SET TASK: Find every line in the records below that holds the word "Jenny" and copy it.

RECORDS FOR THE EXERCISE:
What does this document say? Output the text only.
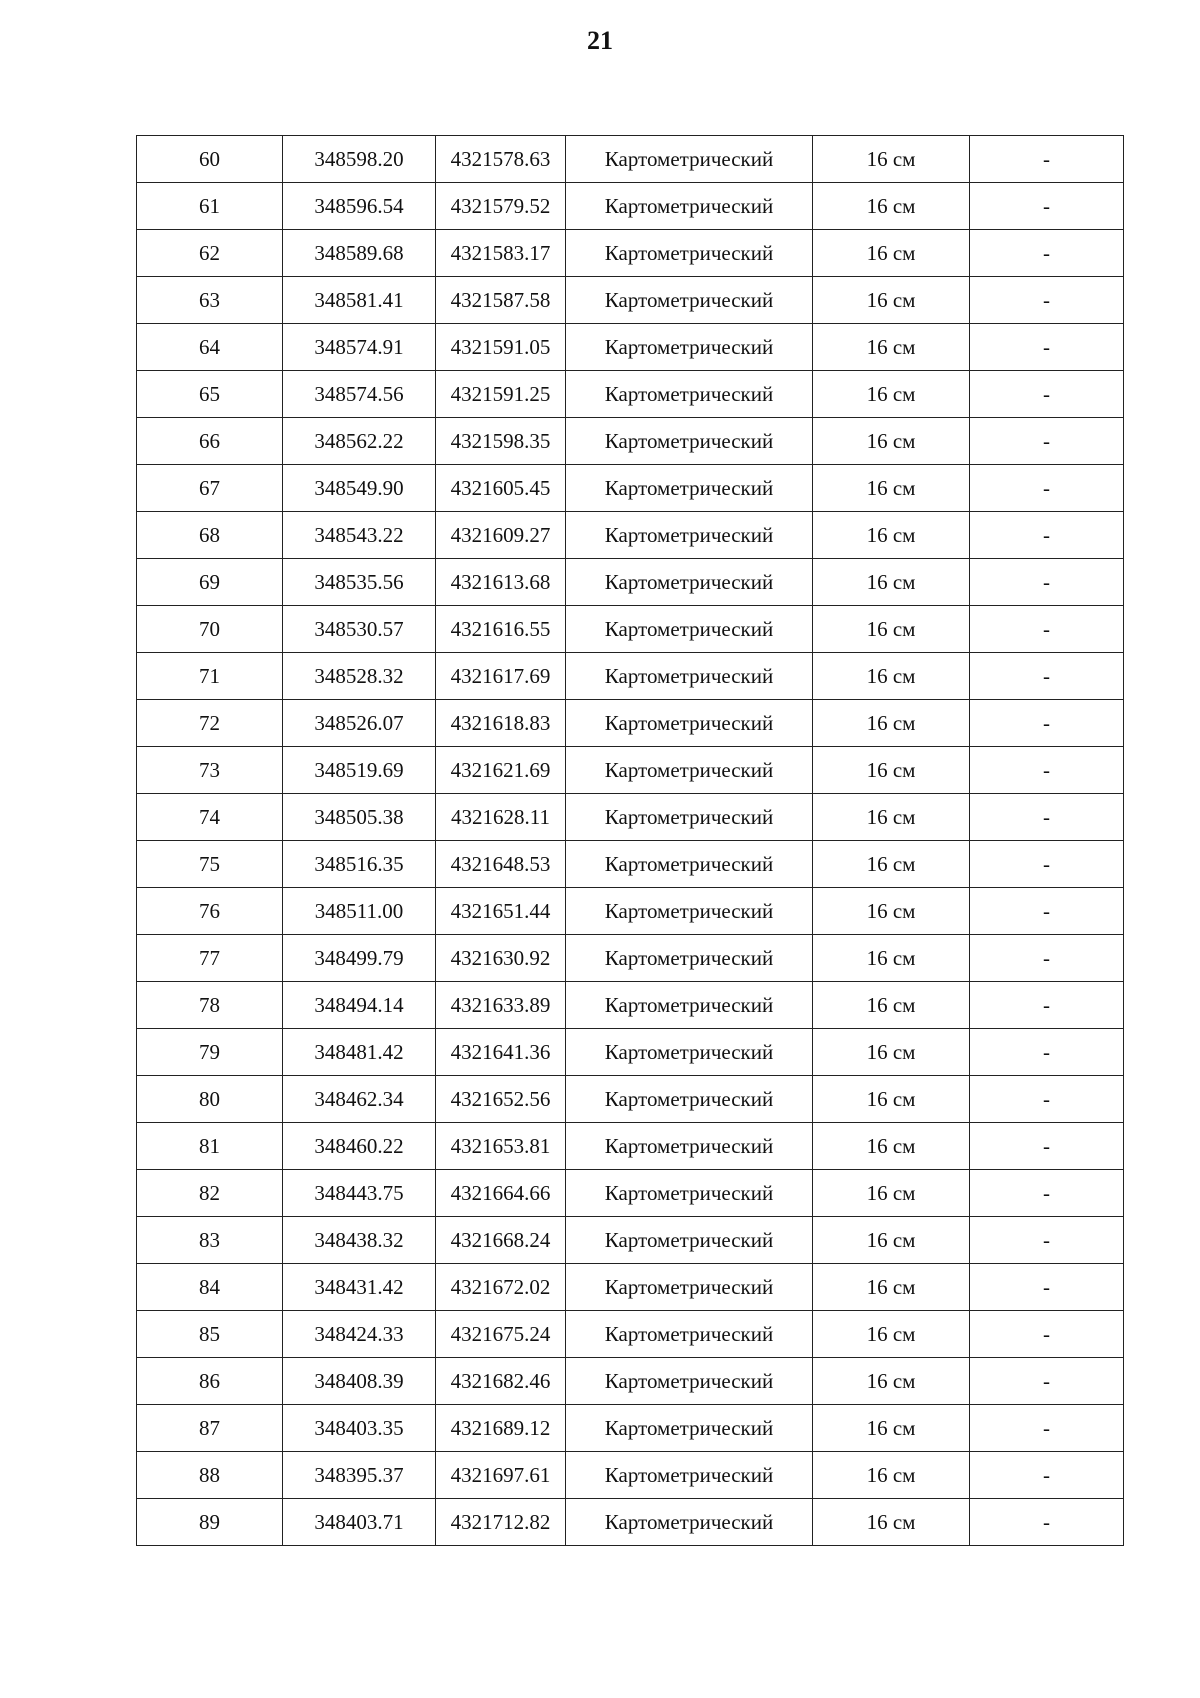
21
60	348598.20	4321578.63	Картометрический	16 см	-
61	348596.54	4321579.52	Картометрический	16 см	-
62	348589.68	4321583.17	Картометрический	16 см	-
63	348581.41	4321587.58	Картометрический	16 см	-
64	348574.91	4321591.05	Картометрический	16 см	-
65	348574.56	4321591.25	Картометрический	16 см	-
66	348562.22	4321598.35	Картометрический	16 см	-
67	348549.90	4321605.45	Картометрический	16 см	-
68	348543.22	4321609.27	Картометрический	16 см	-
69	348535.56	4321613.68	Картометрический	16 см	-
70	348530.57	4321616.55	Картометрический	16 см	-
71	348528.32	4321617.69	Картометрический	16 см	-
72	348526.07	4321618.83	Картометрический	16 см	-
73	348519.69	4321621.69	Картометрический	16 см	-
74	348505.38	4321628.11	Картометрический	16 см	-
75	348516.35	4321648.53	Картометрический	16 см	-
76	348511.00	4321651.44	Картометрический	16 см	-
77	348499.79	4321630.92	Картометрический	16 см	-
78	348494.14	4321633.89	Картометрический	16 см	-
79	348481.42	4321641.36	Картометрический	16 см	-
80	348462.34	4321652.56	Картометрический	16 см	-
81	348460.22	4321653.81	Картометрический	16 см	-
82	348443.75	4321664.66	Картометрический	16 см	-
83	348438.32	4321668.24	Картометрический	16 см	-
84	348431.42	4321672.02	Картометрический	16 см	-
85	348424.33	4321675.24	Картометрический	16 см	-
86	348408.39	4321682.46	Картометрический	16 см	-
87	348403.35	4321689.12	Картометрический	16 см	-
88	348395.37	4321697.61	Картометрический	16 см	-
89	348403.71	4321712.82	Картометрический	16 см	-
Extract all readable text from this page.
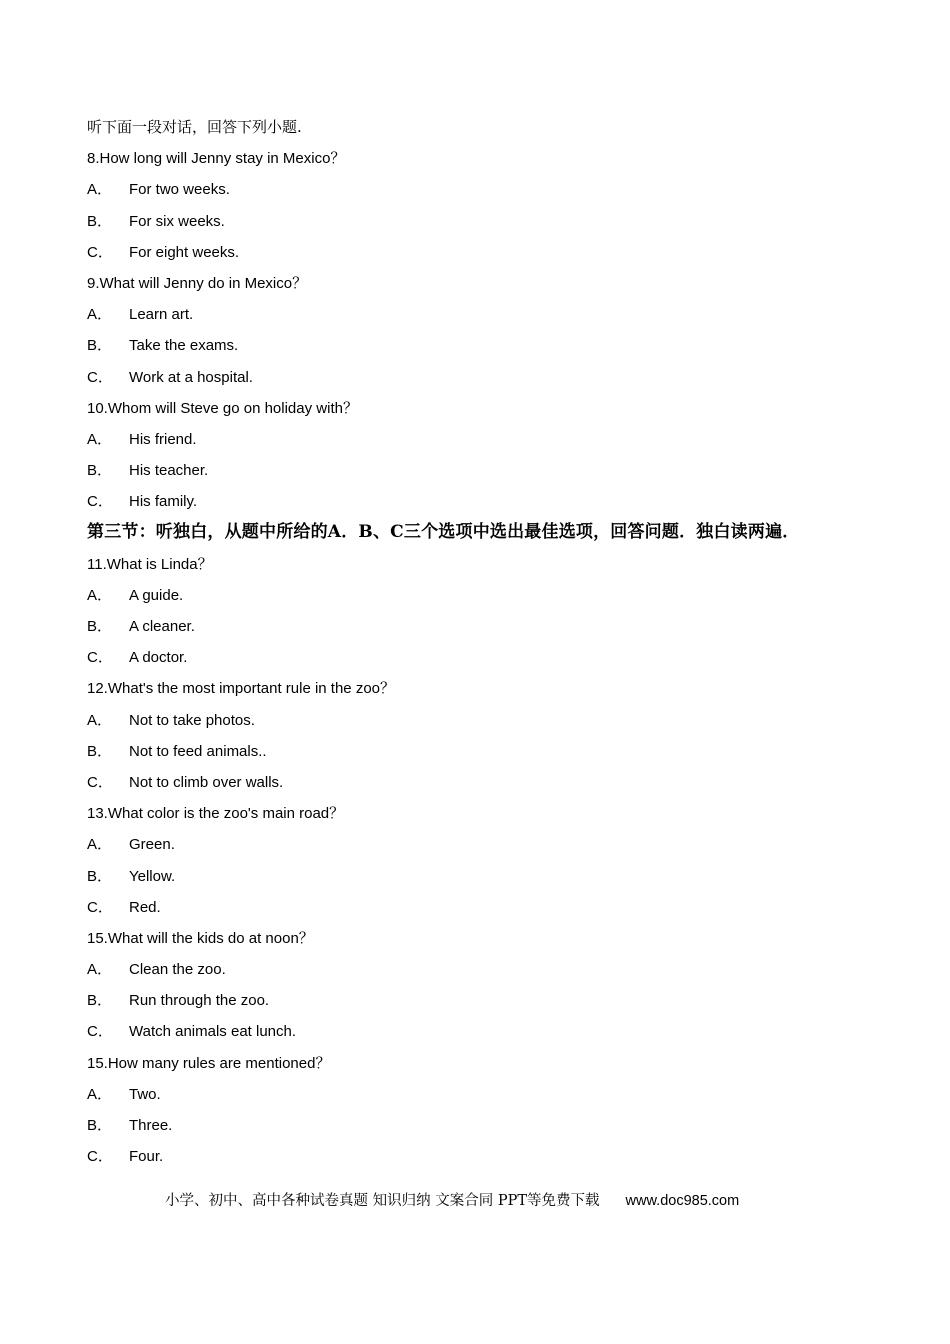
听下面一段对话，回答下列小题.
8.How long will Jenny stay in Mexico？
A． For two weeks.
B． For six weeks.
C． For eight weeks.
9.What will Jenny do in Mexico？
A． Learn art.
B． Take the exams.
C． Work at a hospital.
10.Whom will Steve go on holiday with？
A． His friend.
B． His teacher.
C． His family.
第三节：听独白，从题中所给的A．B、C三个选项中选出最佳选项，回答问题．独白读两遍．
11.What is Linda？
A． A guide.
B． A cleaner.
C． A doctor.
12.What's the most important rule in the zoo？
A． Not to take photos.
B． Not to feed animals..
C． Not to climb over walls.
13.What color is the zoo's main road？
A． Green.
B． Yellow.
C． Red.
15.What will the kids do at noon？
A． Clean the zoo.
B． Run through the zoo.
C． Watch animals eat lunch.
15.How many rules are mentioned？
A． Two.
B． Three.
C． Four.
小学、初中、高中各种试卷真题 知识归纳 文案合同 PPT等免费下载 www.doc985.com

RESPONSE TO THIS TASK:
8.How long will Jenny stay in Mexico？
9.What will Jenny do in Mexico？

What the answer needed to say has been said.